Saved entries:

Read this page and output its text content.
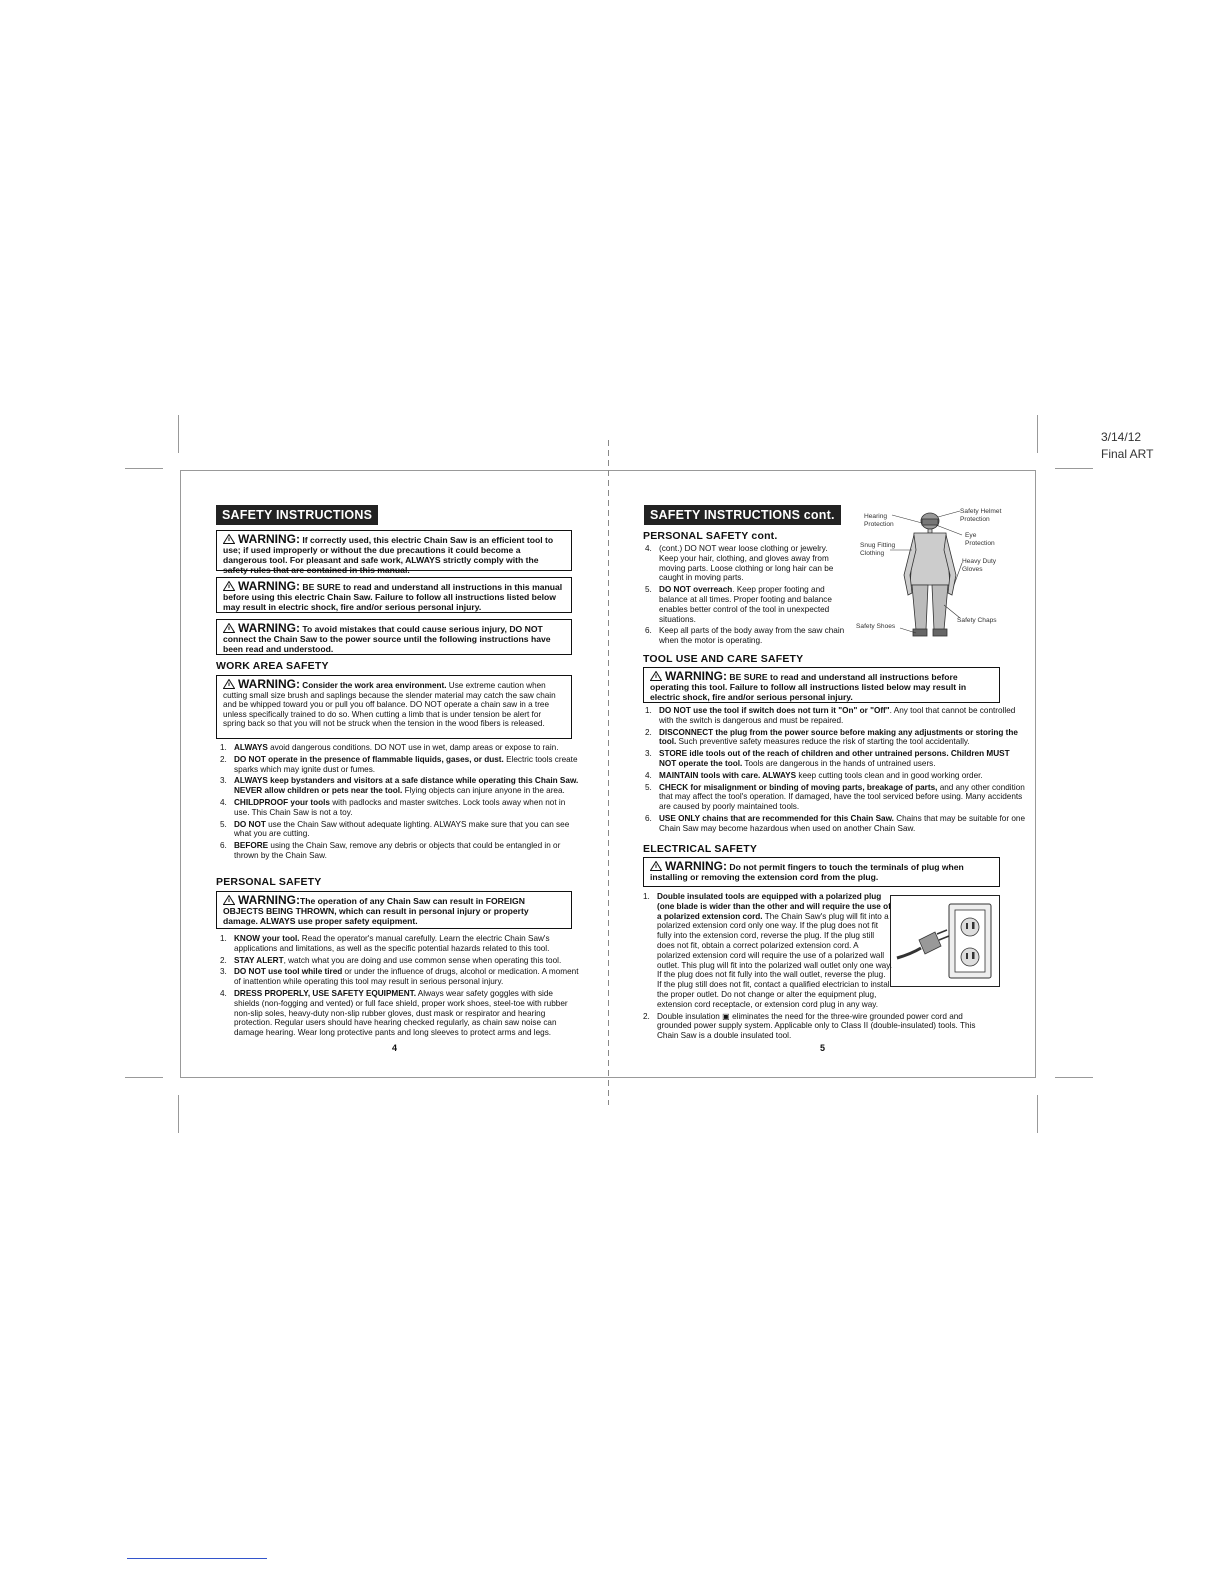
3/14/12
Final ART
SAFETY INSTRUCTIONS
WARNING: If correctly used, this electric Chain Saw is an efficient tool to use; if used improperly or without the due precautions it could become a dangerous tool. For pleasant and safe work, ALWAYS strictly comply with the safety rules that are contained in this manual.
WARNING: BE SURE to read and understand all instructions in this manual before using this electric Chain Saw. Failure to follow all instructions listed below may result in electric shock, fire and/or serious personal injury.
WARNING: To avoid mistakes that could cause serious injury, DO NOT connect the Chain Saw to the power source until the following instructions have been read and understood.
WORK AREA SAFETY
WARNING: Consider the work area environment. Use extreme caution when cutting small size brush and saplings because the slender material may catch the saw chain and be whipped toward you or pull you off balance. DO NOT operate a chain saw in a tree unless specifically trained to do so. When cutting a limb that is under tension be alert for spring back so that you will not be struck when the tension in the wood fibers is released.
1. ALWAYS avoid dangerous conditions. DO NOT use in wet, damp areas or expose to rain.
2. DO NOT operate in the presence of flammable liquids, gases, or dust. Electric tools create sparks which may ignite dust or fumes.
3. ALWAYS keep bystanders and visitors at a safe distance while operating this Chain Saw. NEVER allow children or pets near the tool. Flying objects can injure anyone in the area.
4. CHILDPROOF your tools with padlocks and master switches. Lock tools away when not in use. This Chain Saw is not a toy.
5. DO NOT use the Chain Saw without adequate lighting. ALWAYS make sure that you can see what you are cutting.
6. BEFORE using the Chain Saw, remove any debris or objects that could be entangled in or thrown by the Chain Saw.
PERSONAL SAFETY
WARNING:The operation of any Chain Saw can result in FOREIGN OBJECTS BEING THROWN, which can result in personal injury or property damage. ALWAYS use proper safety equipment.
1. KNOW your tool. Read the operator's manual carefully. Learn the electric Chain Saw's applications and limitations, as well as the specific potential hazards related to this tool.
2. STAY ALERT, watch what you are doing and use common sense when operating this tool.
3. DO NOT use tool while tired or under the influence of drugs, alcohol or medication. A moment of inattention while operating this tool may result in serious personal injury.
4. DRESS PROPERLY, USE SAFETY EQUIPMENT. Always wear safety goggles with side shields (non-fogging and vented) or full face shield, proper work shoes, steel-toe with rubber non-slip soles, heavy-duty non-slip rubber gloves, dust mask or respirator and hearing protection. Regular users should have hearing checked regularly, as chain saw noise can damage hearing. Wear long protective pants and long sleeves to protect arms and legs.
4
SAFETY INSTRUCTIONS cont.
PERSONAL SAFETY cont.
4. (cont.) DO NOT wear loose clothing or jewelry. Keep your hair, clothing, and gloves away from moving parts. Loose clothing or long hair can be caught in moving parts.
5. DO NOT overreach. Keep proper footing and balance at all times. Proper footing and balance enables better control of the tool in unexpected situations.
6. Keep all parts of the body away from the saw chain when the motor is operating.
Hearing Protection
Safety Helmet Protection
Eye Protection
Snug Fitting Clothing
Heavy Duty Gloves
Safety Shoes
Safety Chaps
TOOL USE AND CARE SAFETY
WARNING: BE SURE to read and understand all instructions before operating this tool. Failure to follow all instructions listed below may result in electric shock, fire and/or serious personal injury.
1. DO NOT use the tool if switch does not turn it "On" or "Off". Any tool that cannot be controlled with the switch is dangerous and must be repaired.
2. DISCONNECT the plug from the power source before making any adjustments or storing the tool. Such preventive safety measures reduce the risk of starting the tool accidentally.
3. STORE idle tools out of the reach of children and other untrained persons. Children MUST NOT operate the tool. Tools are dangerous in the hands of untrained users.
4. MAINTAIN tools with care. ALWAYS keep cutting tools clean and in good working order.
5. CHECK for misalignment or binding of moving parts, breakage of parts, and any other condition that may affect the tool's operation. If damaged, have the tool serviced before using. Many accidents are caused by poorly maintained tools.
6. USE ONLY chains that are recommended for this Chain Saw. Chains that may be suitable for one Chain Saw may become hazardous when used on another Chain Saw.
ELECTRICAL SAFETY
WARNING: Do not permit fingers to touch the terminals of plug when installing or removing the extension cord from the plug.
1. Double insulated tools are equipped with a polarized plug (one blade is wider than the other and will require the use of a polarized extension cord. The Chain Saw's plug will fit into a polarized extension cord only one way. If the plug does not fit fully into the extension cord, reverse the plug. If the plug still does not fit, obtain a correct polarized extension cord. A polarized extension cord will require the use of a polarized wall outlet. This plug will fit into the polarized wall outlet only one way. If the plug does not fit fully into the wall outlet, reverse the plug. If the plug still does not fit, contact a qualified electrician to install the proper outlet. Do not change or alter the equipment plug, extension cord receptacle, or extension cord plug in any way.
2. Double insulation ▣ eliminates the need for the three-wire grounded power cord and grounded power supply system. Applicable only to Class II (double-insulated) tools. This Chain Saw is a double insulated tool.
5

## Instructions to follow
Identify how many lines in the entries above include the string "dust", then state that number alone.

## Response to the task
2